DESCRIPTION OF THE TASK:
Select from the records below every line that has the word "text" in it.

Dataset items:
------------------------------

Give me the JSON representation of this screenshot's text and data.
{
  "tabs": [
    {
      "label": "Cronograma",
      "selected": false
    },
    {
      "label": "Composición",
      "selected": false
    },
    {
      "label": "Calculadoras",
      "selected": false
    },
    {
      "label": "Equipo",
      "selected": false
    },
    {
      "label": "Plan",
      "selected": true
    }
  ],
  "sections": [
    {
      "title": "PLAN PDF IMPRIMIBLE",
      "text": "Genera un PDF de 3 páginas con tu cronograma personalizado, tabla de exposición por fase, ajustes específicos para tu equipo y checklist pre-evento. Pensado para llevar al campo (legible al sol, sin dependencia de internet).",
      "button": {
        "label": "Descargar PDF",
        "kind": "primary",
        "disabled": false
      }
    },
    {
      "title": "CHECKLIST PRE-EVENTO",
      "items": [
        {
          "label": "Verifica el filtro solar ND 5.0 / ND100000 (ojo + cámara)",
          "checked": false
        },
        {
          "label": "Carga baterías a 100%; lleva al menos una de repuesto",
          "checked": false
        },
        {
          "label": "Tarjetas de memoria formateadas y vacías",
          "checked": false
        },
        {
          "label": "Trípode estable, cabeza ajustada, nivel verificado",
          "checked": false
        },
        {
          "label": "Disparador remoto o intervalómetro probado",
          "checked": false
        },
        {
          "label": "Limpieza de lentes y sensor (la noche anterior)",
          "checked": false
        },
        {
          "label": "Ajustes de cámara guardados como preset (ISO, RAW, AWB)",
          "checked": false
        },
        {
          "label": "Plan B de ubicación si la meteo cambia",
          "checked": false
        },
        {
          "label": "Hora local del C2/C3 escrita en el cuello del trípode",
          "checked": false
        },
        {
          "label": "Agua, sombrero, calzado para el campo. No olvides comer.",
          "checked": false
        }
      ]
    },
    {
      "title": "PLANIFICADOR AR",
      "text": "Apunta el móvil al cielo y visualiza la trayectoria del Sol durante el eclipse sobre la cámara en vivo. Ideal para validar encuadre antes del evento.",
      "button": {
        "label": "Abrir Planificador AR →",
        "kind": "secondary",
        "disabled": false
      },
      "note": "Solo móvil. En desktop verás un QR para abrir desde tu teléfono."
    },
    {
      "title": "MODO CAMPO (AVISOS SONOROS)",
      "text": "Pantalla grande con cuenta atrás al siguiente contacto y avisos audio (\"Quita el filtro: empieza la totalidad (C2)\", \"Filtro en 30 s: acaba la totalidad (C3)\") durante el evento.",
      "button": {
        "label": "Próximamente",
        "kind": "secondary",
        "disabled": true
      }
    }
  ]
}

------------------------------

REPLY:
Give me the JSON representation of this screenshot's text and data.
      "text": "Genera un PDF de 3 páginas con tu cronograma personalizado, tabla de exposición por fase, ajustes específicos para tu equipo y checklist pre-evento. Pensado para llevar al campo (legible al sol, sin dependencia de internet).",
      "text": "Apunta el móvil al cielo y visualiza la trayectoria del Sol durante el eclipse sobre la cámara en vivo. Ideal para validar encuadre antes del evento.",
      "text": "Pantalla grande con cuenta atrás al siguiente contacto y avisos audio (\"Quita el filtro: empieza la totalidad (C2)\", \"Filtro en 30 s: acaba la totalidad (C3)\") durante el evento.",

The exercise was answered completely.